Given request>
Identify the lines containing the word "Rate". Copy each one.

Source data>
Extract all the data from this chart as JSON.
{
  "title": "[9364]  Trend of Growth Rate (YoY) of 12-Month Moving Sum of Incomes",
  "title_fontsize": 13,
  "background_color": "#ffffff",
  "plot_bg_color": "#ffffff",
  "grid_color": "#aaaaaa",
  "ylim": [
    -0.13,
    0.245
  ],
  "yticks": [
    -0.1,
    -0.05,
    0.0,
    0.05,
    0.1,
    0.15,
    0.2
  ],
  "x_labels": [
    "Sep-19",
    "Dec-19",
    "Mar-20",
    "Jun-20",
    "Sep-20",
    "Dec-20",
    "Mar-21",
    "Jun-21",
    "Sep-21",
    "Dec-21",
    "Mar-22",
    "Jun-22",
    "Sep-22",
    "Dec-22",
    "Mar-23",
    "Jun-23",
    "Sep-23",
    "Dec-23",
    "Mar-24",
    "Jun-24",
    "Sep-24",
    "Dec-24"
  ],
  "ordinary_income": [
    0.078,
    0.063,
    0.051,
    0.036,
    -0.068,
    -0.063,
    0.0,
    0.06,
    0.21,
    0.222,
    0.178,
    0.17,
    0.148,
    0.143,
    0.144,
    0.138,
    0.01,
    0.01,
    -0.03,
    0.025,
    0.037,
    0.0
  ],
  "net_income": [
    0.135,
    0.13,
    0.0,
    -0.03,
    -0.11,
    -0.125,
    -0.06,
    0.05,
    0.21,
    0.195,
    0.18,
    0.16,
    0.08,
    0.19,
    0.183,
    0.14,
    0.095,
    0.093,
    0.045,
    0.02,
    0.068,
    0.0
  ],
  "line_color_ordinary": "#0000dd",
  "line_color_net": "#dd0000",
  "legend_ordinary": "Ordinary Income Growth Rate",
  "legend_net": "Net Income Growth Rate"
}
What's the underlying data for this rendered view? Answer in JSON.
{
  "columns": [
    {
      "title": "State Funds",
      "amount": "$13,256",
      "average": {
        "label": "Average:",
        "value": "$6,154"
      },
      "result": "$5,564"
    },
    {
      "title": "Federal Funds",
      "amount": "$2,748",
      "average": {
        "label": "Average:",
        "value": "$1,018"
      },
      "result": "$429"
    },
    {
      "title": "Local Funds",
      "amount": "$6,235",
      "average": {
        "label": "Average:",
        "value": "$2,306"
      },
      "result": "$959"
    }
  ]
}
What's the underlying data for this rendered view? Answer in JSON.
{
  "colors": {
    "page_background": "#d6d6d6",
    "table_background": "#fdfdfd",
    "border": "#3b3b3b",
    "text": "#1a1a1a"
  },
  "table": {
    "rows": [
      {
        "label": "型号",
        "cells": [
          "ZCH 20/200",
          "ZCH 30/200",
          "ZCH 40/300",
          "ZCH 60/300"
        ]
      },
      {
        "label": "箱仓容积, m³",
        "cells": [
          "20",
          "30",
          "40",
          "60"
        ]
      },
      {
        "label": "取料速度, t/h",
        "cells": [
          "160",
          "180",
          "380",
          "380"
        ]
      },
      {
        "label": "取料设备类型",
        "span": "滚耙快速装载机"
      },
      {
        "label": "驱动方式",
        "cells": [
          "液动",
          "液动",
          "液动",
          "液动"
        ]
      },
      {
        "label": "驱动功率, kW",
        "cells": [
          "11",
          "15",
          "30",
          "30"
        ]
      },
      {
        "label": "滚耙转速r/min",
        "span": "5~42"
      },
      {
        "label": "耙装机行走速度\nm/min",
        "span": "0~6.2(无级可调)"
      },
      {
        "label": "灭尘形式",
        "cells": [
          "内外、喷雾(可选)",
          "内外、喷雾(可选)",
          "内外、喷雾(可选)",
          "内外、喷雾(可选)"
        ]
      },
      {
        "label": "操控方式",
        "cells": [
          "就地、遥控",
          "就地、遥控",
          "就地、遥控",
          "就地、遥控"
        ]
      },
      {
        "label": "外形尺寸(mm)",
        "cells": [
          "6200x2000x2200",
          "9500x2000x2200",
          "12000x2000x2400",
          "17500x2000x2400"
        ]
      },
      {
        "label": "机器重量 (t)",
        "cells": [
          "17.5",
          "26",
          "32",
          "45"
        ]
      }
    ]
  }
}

Response>
  "title": "[9364]  Trend of Growth Rate (YoY) of 12-Month Moving Sum of Incomes",
  "legend_ordinary": "Ordinary Income Growth Rate",
  "legend_net": "Net Income Growth Rate"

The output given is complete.